== PROVIDED PASSAGE
Metalsmith Megan Auman - Photo by Arianne Teeple
Metalsmith Megan Auman - Photo by Arianne Teeple
In late 2009, when her  business was in somewhat of a slump, Megan Auman thought that perhaps it would be prudent to go back to school for an MBA. She mentioned the idea to a friend, who responded, "That's ridiculous. You could teach that stuff."

Auman, a metalsmith, teacher, and entrepreneur, began selling her jewelry collections a decade ago while completing her MFA at Kent State. After a year-long teaching sabbatical at Towson University, she decided to spend less time in the classroom and more time working on her business. It was in her blood -- Auman's father bought and operated the machine shop her grandfather originally opened in Jonestown, PA, where she still resides.

So she switched to part time teaching and began attending craft shows with her work. Around 2007, she opened a store on Etsy, a worldwide virtual marketplace for handmade goods, and in March of 2009 she became a featured seller (her interview is here).

Yet by the end of that year, Auman felt lost. She had product lines she wasn't sure about and trade shows were getting slow. That's when she began to contemplate returning to school.

Instead she chose autodidactism, and started a blog with a mind to chronicle the process, which she named Crafting an MBA.

"My motto has always been: just figure it out," Auman says. "If you need to learn something, just go and learn it."

Auman didn't expect much out of the new website to begin with -- she supposed she might get a few consulting or speaking invitations. "But I've always been the kind of person who, as soon as I learn something, I want to turn around and teach it," she says, "So I thought, how can I take what I'm learning and create something of value for other people?"

A somewhat contentious post she wrote within the blog's first months suddenly brought Crafting an MBA a surge of traffic. Titled "Etsy and the culture of cheap," it critiqued the general lowering of prices on marketplaces such as Etsy as artificial and not reflective of the actual costs associated with producing handmade goods for profit.
====
== MATERIAL SUPPLIED
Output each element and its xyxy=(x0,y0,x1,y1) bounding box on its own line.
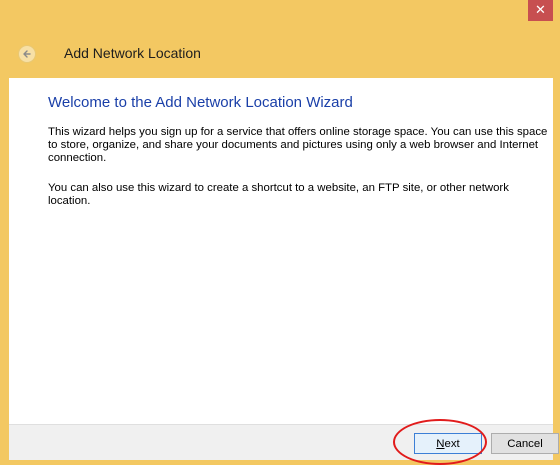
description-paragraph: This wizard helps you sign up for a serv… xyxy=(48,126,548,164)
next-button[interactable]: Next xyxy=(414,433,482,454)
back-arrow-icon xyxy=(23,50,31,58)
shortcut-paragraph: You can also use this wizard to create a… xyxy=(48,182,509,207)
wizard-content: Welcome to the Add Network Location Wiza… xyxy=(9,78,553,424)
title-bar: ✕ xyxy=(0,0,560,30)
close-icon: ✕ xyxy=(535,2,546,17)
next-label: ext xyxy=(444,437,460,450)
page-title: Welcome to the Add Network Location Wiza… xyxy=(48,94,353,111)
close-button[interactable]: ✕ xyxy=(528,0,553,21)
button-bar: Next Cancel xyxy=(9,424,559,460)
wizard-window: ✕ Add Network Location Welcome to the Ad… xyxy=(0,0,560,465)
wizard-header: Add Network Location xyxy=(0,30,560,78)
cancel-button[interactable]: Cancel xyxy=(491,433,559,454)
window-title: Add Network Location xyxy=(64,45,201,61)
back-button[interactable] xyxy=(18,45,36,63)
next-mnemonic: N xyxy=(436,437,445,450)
====
▶ [SET TASKS]:
- A) In the profile of metalsmith Megan Auman, what name did she give the blog she started instead of going back to school?
- B) Reproduce the Megan Auman profile word for word, starting at "Auman didn't expect" and ending at "goods for profit.".
- C) Carry on the profile of metalsmith Megan Auman from the point at which it stops.

▶ [THE ANSWERS]:
- A) Crafting an MBA

- B)
Auman didn't expect much out of the new website to begin with -- she supposed she might get a few consulting or speaking invitations. "But I've always been the kind of person who, as soon as I learn something, I want to turn around and teach it," she says, "So I thought, how can I take what I'm learning and create something of value for other people?"

A somewhat contentious post she wrote within the blog's first months suddenly brought Crafting an MBA a surge of traffic. Titled "Etsy and the culture of cheap," it critiqued the general lowering of prices on marketplaces such as Etsy as artificial and not reflective of the actual costs associated with producing handmade goods for profit.

- C)
With her new popularity as a business blogger, Auman decided to expand into selling digital as well as physical products. She started with an e-book, The Crafting an MBA Guide to Wholesale and Trade Shows, followed by a quick financial workbook called The Crafting an MBA Business Growth Planner. Her big project though, is currently an e-course called Marketing for Makers. The curriculum includes twelve weeks of lessons, online forums, and conference calls. Enrolling costs about $500, but this summer Auman will be launching a cheaper home study course with all the content sans the online community aspects.

"I try to look at the bigger picture of running a business," says Auman, "There's this myth that you can just throw up some pieces on Etsy and all of a sudden you're going to become famous and have a functioning business, and it doesn't work like that."

But for many crafters who start out as hobbyists rather than professionals supporting themselves through sales, changing their approach is often the biggest leap to make. "I feel like I spend a lot of time addressing mindset issues," Auman says,  "like helping people think about actually pricing products in a way that's making them a profit."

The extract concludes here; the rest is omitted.